# [RECORD LIST]

------------------------

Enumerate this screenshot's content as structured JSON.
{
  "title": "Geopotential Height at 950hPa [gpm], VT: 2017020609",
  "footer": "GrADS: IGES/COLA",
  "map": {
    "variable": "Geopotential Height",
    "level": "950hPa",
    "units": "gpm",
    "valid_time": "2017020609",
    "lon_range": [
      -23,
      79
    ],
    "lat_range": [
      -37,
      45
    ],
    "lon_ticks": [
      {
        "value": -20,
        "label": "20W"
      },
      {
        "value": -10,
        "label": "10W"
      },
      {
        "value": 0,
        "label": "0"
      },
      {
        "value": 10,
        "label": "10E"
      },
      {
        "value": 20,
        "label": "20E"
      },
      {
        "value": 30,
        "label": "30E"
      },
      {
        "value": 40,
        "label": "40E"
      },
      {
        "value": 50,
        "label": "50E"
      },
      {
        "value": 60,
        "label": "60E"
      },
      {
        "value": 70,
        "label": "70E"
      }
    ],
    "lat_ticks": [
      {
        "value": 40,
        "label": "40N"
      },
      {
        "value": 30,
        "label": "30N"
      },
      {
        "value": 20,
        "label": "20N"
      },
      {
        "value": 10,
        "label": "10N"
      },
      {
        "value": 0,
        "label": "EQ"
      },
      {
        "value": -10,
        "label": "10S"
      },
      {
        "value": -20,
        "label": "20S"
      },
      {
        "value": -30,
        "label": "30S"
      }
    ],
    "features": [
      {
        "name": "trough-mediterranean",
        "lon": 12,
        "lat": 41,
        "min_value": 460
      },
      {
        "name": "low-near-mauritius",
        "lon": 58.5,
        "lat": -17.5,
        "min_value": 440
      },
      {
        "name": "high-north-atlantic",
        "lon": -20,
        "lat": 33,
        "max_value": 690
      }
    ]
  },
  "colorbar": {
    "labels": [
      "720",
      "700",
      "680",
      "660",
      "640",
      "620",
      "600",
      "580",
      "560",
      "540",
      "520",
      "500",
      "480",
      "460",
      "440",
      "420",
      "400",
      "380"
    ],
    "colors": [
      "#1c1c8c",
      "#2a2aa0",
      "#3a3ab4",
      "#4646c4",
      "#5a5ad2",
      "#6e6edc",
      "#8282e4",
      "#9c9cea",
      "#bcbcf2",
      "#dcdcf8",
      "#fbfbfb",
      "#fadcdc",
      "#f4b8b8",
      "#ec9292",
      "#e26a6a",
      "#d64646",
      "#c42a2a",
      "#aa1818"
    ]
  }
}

------------------------

# [WHAT YOU ARE ASKED TO DO]
Retype all the records, matching them exactly.

# [ANSWER TO THE PROBLEM]
Enumerate this screenshot's content as structured JSON.
{
  "title": "Geopotential Height at 950hPa [gpm], VT: 2017020609",
  "footer": "GrADS: IGES/COLA",
  "map": {
    "variable": "Geopotential Height",
    "level": "950hPa",
    "units": "gpm",
    "valid_time": "2017020609",
    "lon_range": [
      -23,
      79
    ],
    "lat_range": [
      -37,
      45
    ],
    "lon_ticks": [
      {
        "value": -20,
        "label": "20W"
      },
      {
        "value": -10,
        "label": "10W"
      },
      {
        "value": 0,
        "label": "0"
      },
      {
        "value": 10,
        "label": "10E"
      },
      {
        "value": 20,
        "label": "20E"
      },
      {
        "value": 30,
        "label": "30E"
      },
      {
        "value": 40,
        "label": "40E"
      },
      {
        "value": 50,
        "label": "50E"
      },
      {
        "value": 60,
        "label": "60E"
      },
      {
        "value": 70,
        "label": "70E"
      }
    ],
    "lat_ticks": [
      {
        "value": 40,
        "label": "40N"
      },
      {
        "value": 30,
        "label": "30N"
      },
      {
        "value": 20,
        "label": "20N"
      },
      {
        "value": 10,
        "label": "10N"
      },
      {
        "value": 0,
        "label": "EQ"
      },
      {
        "value": -10,
        "label": "10S"
      },
      {
        "value": -20,
        "label": "20S"
      },
      {
        "value": -30,
        "label": "30S"
      }
    ],
    "features": [
      {
        "name": "trough-mediterranean",
        "lon": 12,
        "lat": 41,
        "min_value": 460
      },
      {
        "name": "low-near-mauritius",
        "lon": 58.5,
        "lat": -17.5,
        "min_value": 440
      },
      {
        "name": "high-north-atlantic",
        "lon": -20,
        "lat": 33,
        "max_value": 690
      }
    ]
  },
  "colorbar": {
    "labels": [
      "720",
      "700",
      "680",
      "660",
      "640",
      "620",
      "600",
      "580",
      "560",
      "540",
      "520",
      "500",
      "480",
      "460",
      "440",
      "420",
      "400",
      "380"
    ],
    "colors": [
      "#1c1c8c",
      "#2a2aa0",
      "#3a3ab4",
      "#4646c4",
      "#5a5ad2",
      "#6e6edc",
      "#8282e4",
      "#9c9cea",
      "#bcbcf2",
      "#dcdcf8",
      "#fbfbfb",
      "#fadcdc",
      "#f4b8b8",
      "#ec9292",
      "#e26a6a",
      "#d64646",
      "#c42a2a",
      "#aa1818"
    ]
  }
}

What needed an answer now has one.